GOAL OF THE EXERCISE – For each line that holds "name", copy the line out.

[Stored entries]
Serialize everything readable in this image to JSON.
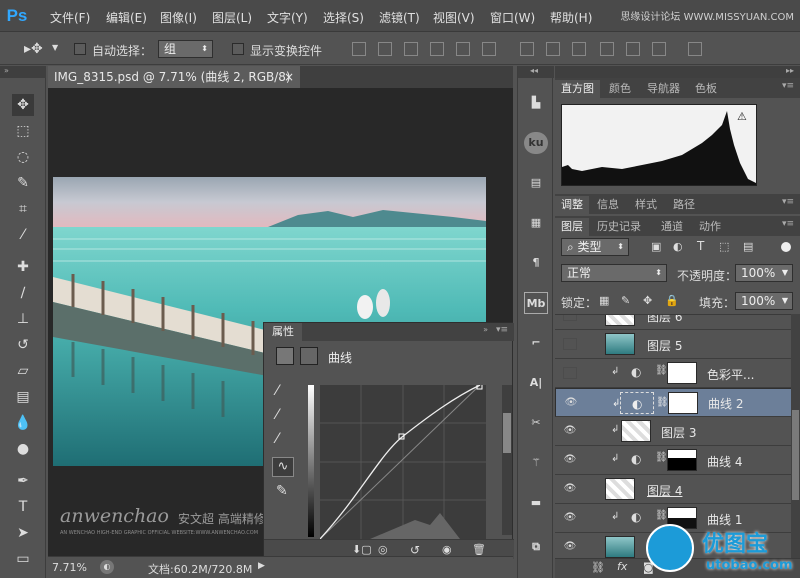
{
  "app": {
    "logo": "Ps",
    "watermark": "思缘设计论坛 WWW.MISSYUAN.COM"
  },
  "menu": [
    "文件(F)",
    "编辑(E)",
    "图像(I)",
    "图层(L)",
    "文字(Y)",
    "选择(S)",
    "滤镜(T)",
    "视图(V)",
    "窗口(W)",
    "帮助(H)"
  ],
  "options": {
    "auto_select_label": "自动选择：",
    "auto_select_value": "组",
    "show_transform_label": "显示变换控件"
  },
  "document": {
    "tab_title": "IMG_8315.psd @ 7.71% (曲线 2, RGB/8) *",
    "close": "×"
  },
  "status": {
    "zoom": "7.71%",
    "doc_size": "文档:60.2M/720.8M"
  },
  "photo_watermark": {
    "brand": "anwenchao",
    "cn": "安文超 高端精修",
    "small": "AN WENCHAO HIGH-END GRAPHIC OFFICIAL WEBSITE:WWW.ANWENCHAO.COM"
  },
  "properties": {
    "tab": "属性",
    "panel_title": "曲线"
  },
  "top_panel_tabs": [
    "直方图",
    "颜色",
    "导航器",
    "色板"
  ],
  "info_tabs": [
    "调整",
    "信息",
    "样式",
    "路径"
  ],
  "layer_tabs": [
    "图层",
    "历史记录",
    "通道",
    "动作"
  ],
  "layers_controls": {
    "filter_kind": "类型",
    "blend_mode": "正常",
    "opacity_label": "不透明度：",
    "opacity_value": "100%",
    "lock_label": "锁定：",
    "fill_label": "填充：",
    "fill_value": "100%"
  },
  "layers": [
    {
      "name": "图层 6",
      "visible": false,
      "clipped": false,
      "type": "pixel"
    },
    {
      "name": "图层 5",
      "visible": false,
      "clipped": false,
      "type": "pixel"
    },
    {
      "name": "色彩平...",
      "visible": false,
      "clipped": true,
      "type": "adjustment"
    },
    {
      "name": "曲线 2",
      "visible": true,
      "clipped": true,
      "type": "adjustment",
      "selected": true
    },
    {
      "name": "图层 3",
      "visible": true,
      "clipped": true,
      "type": "pixel"
    },
    {
      "name": "曲线 4",
      "visible": true,
      "clipped": true,
      "type": "adjustment"
    },
    {
      "name": "图层 4",
      "visible": true,
      "clipped": false,
      "type": "pixel"
    },
    {
      "name": "曲线 1",
      "visible": true,
      "clipped": true,
      "type": "adjustment"
    },
    {
      "name": "",
      "visible": true,
      "clipped": false,
      "type": "pixel"
    }
  ],
  "bottom_watermark": {
    "cn": "优图宝",
    "url": "utobao.com"
  },
  "colors": {
    "selected_layer": "#6c7f99",
    "panel_bg": "#535353",
    "canvas_bg": "#282828"
  }
}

SOLUTION TO THIS PROBLEM –
      "name": "图层 6",
      "name": "图层 5",
      "name": "色彩平...",
      "name": "曲线 2",
      "name": "图层 3",
      "name": "曲线 4",
      "name": "图层 4",
      "name": "曲线 1",
      "name": "",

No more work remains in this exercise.